- Source material

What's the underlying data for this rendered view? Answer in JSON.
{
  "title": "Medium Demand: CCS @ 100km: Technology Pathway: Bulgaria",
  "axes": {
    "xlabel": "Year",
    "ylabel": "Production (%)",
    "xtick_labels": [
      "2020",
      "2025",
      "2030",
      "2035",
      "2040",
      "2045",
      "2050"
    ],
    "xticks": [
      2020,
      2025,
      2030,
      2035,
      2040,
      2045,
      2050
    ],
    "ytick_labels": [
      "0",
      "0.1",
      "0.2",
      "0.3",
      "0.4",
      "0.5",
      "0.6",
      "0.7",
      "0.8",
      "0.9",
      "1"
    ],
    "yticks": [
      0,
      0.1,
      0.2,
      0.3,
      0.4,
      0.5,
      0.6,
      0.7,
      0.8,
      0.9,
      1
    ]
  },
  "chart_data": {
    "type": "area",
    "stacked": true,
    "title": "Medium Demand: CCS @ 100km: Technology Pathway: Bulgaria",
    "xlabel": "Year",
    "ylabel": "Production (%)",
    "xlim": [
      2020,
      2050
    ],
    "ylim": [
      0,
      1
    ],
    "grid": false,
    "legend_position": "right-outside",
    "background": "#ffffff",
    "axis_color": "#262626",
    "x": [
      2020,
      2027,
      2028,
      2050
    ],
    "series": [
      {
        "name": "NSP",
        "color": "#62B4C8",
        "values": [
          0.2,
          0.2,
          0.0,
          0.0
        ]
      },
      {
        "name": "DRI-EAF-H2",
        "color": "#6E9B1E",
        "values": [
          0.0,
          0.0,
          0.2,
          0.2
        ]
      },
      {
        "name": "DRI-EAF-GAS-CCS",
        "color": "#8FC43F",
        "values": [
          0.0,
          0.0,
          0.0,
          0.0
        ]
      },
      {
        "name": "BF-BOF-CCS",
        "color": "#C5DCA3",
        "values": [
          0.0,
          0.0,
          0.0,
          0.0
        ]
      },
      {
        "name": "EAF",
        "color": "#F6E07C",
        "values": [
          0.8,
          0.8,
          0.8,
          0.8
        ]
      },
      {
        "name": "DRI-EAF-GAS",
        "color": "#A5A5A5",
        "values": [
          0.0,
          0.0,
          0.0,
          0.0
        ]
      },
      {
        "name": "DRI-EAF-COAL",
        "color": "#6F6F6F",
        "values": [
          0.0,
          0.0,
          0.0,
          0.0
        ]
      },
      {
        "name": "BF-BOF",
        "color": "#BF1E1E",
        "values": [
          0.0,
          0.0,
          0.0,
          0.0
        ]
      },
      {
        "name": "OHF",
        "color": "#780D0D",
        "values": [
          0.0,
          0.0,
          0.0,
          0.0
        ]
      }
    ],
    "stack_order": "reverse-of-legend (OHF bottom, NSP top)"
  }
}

- Problem
Extract the complete listing above, reproducing each line exactly.

- Written reply
What's the underlying data for this rendered view? Answer in JSON.
{
  "title": "Medium Demand: CCS @ 100km: Technology Pathway: Bulgaria",
  "axes": {
    "xlabel": "Year",
    "ylabel": "Production (%)",
    "xtick_labels": [
      "2020",
      "2025",
      "2030",
      "2035",
      "2040",
      "2045",
      "2050"
    ],
    "xticks": [
      2020,
      2025,
      2030,
      2035,
      2040,
      2045,
      2050
    ],
    "ytick_labels": [
      "0",
      "0.1",
      "0.2",
      "0.3",
      "0.4",
      "0.5",
      "0.6",
      "0.7",
      "0.8",
      "0.9",
      "1"
    ],
    "yticks": [
      0,
      0.1,
      0.2,
      0.3,
      0.4,
      0.5,
      0.6,
      0.7,
      0.8,
      0.9,
      1
    ]
  },
  "chart_data": {
    "type": "area",
    "stacked": true,
    "title": "Medium Demand: CCS @ 100km: Technology Pathway: Bulgaria",
    "xlabel": "Year",
    "ylabel": "Production (%)",
    "xlim": [
      2020,
      2050
    ],
    "ylim": [
      0,
      1
    ],
    "grid": false,
    "legend_position": "right-outside",
    "background": "#ffffff",
    "axis_color": "#262626",
    "x": [
      2020,
      2027,
      2028,
      2050
    ],
    "series": [
      {
        "name": "NSP",
        "color": "#62B4C8",
        "values": [
          0.2,
          0.2,
          0.0,
          0.0
        ]
      },
      {
        "name": "DRI-EAF-H2",
        "color": "#6E9B1E",
        "values": [
          0.0,
          0.0,
          0.2,
          0.2
        ]
      },
      {
        "name": "DRI-EAF-GAS-CCS",
        "color": "#8FC43F",
        "values": [
          0.0,
          0.0,
          0.0,
          0.0
        ]
      },
      {
        "name": "BF-BOF-CCS",
        "color": "#C5DCA3",
        "values": [
          0.0,
          0.0,
          0.0,
          0.0
        ]
      },
      {
        "name": "EAF",
        "color": "#F6E07C",
        "values": [
          0.8,
          0.8,
          0.8,
          0.8
        ]
      },
      {
        "name": "DRI-EAF-GAS",
        "color": "#A5A5A5",
        "values": [
          0.0,
          0.0,
          0.0,
          0.0
        ]
      },
      {
        "name": "DRI-EAF-COAL",
        "color": "#6F6F6F",
        "values": [
          0.0,
          0.0,
          0.0,
          0.0
        ]
      },
      {
        "name": "BF-BOF",
        "color": "#BF1E1E",
        "values": [
          0.0,
          0.0,
          0.0,
          0.0
        ]
      },
      {
        "name": "OHF",
        "color": "#780D0D",
        "values": [
          0.0,
          0.0,
          0.0,
          0.0
        ]
      }
    ],
    "stack_order": "reverse-of-legend (OHF bottom, NSP top)"
  }
}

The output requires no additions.